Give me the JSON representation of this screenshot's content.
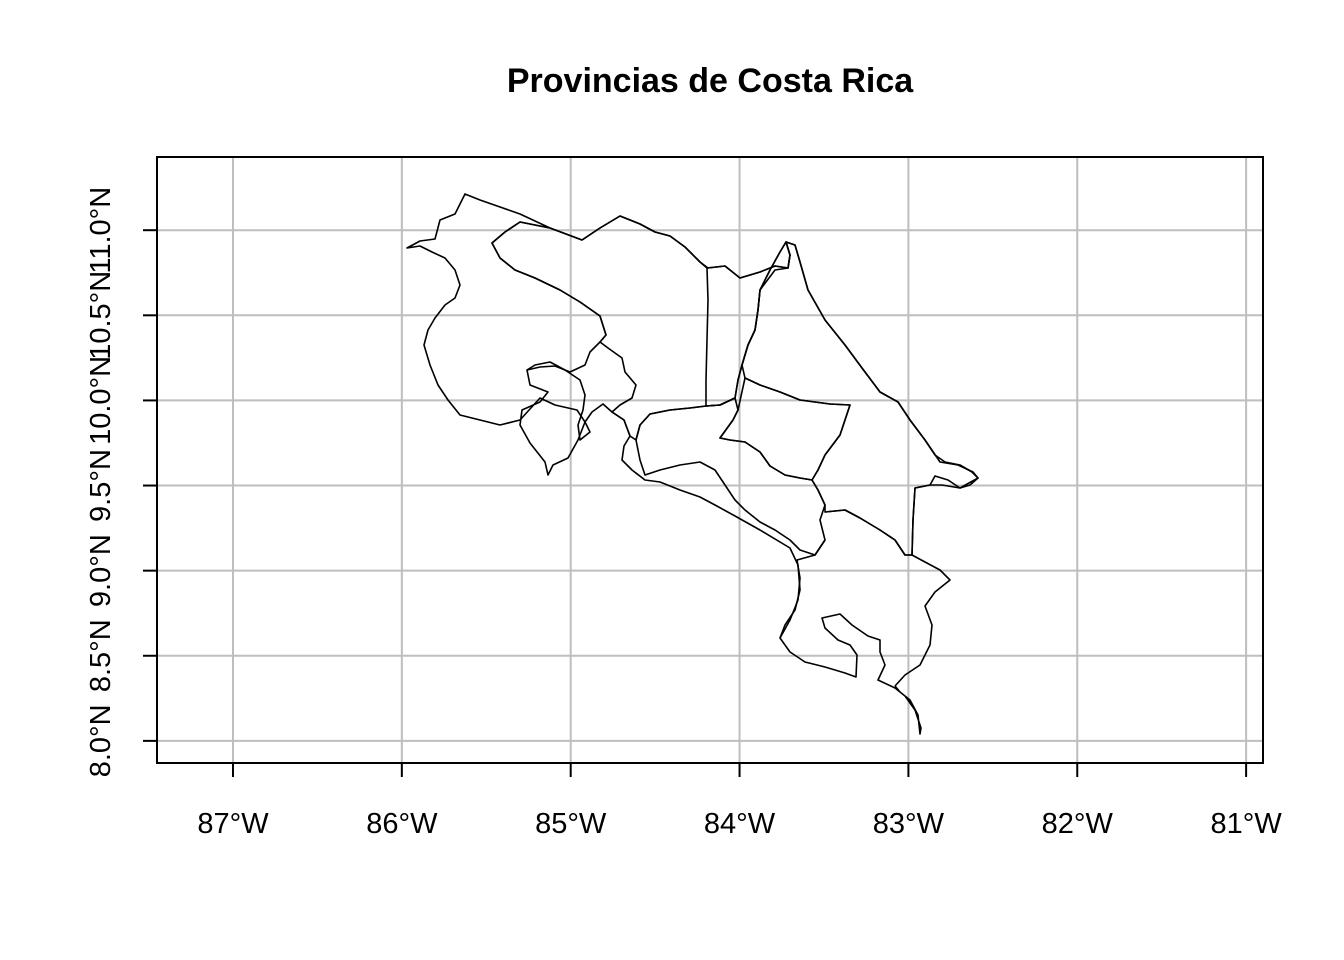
{
  "chart_data": {
    "type": "map",
    "title": "Provincias de Costa Rica",
    "xlabel": "",
    "ylabel": "",
    "x_ticks": [
      {
        "value": -87,
        "label": "87°W"
      },
      {
        "value": -86,
        "label": "86°W"
      },
      {
        "value": -85,
        "label": "85°W"
      },
      {
        "value": -84,
        "label": "84°W"
      },
      {
        "value": -83,
        "label": "83°W"
      },
      {
        "value": -82,
        "label": "82°W"
      },
      {
        "value": -81,
        "label": "81°W"
      }
    ],
    "y_ticks": [
      {
        "value": 8.0,
        "label": "8.0°N"
      },
      {
        "value": 8.5,
        "label": "8.5°N"
      },
      {
        "value": 9.0,
        "label": "9.0°N"
      },
      {
        "value": 9.5,
        "label": "9.5°N"
      },
      {
        "value": 10.0,
        "label": "10.0°N"
      },
      {
        "value": 10.5,
        "label": "10.5°N"
      },
      {
        "value": 11.0,
        "label": "11.0°N"
      }
    ],
    "xlim": [
      -87.45,
      -80.9
    ],
    "ylim": [
      7.87,
      11.43
    ],
    "grid": true,
    "legend": "none",
    "line_color": "#000000",
    "grid_color": "#bebebe"
  }
}
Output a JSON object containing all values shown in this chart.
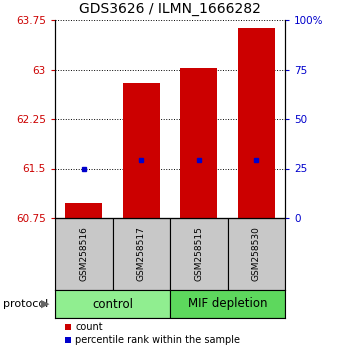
◇ ◇ ◇ ◇
Give back the entries verbatim. Do not include any picture.

Give me the JSON representation of this screenshot's content.
{
  "chart_data": {
    "type": "map",
    "title": "Provincias de Costa Rica",
    "xlabel": "",
    "ylabel": "",
    "x_ticks": [
      {
        "value": -87,
        "label": "87°W"
      },
      {
        "value": -86,
        "label": "86°W"
      },
      {
        "value": -85,
        "label": "85°W"
      },
      {
        "value": -84,
        "label": "84°W"
      },
      {
        "value": -83,
        "label": "83°W"
      },
      {
        "value": -82,
        "label": "82°W"
      },
      {
        "value": -81,
        "label": "81°W"
      }
    ],
    "y_ticks": [
      {
        "value": 8.0,
        "label": "8.0°N"
      },
      {
        "value": 8.5,
        "label": "8.5°N"
      },
      {
        "value": 9.0,
        "label": "9.0°N"
      },
      {
        "value": 9.5,
        "label": "9.5°N"
      },
      {
        "value": 10.0,
        "label": "10.0°N"
      },
      {
        "value": 10.5,
        "label": "10.5°N"
      },
      {
        "value": 11.0,
        "label": "11.0°N"
      }
    ],
    "xlim": [
      -87.45,
      -80.9
    ],
    "ylim": [
      7.87,
      11.43
    ],
    "grid": true,
    "legend": "none",
    "line_color": "#000000",
    "grid_color": "#bebebe"
  }
}
Output a JSON object containing all values shown in this chart.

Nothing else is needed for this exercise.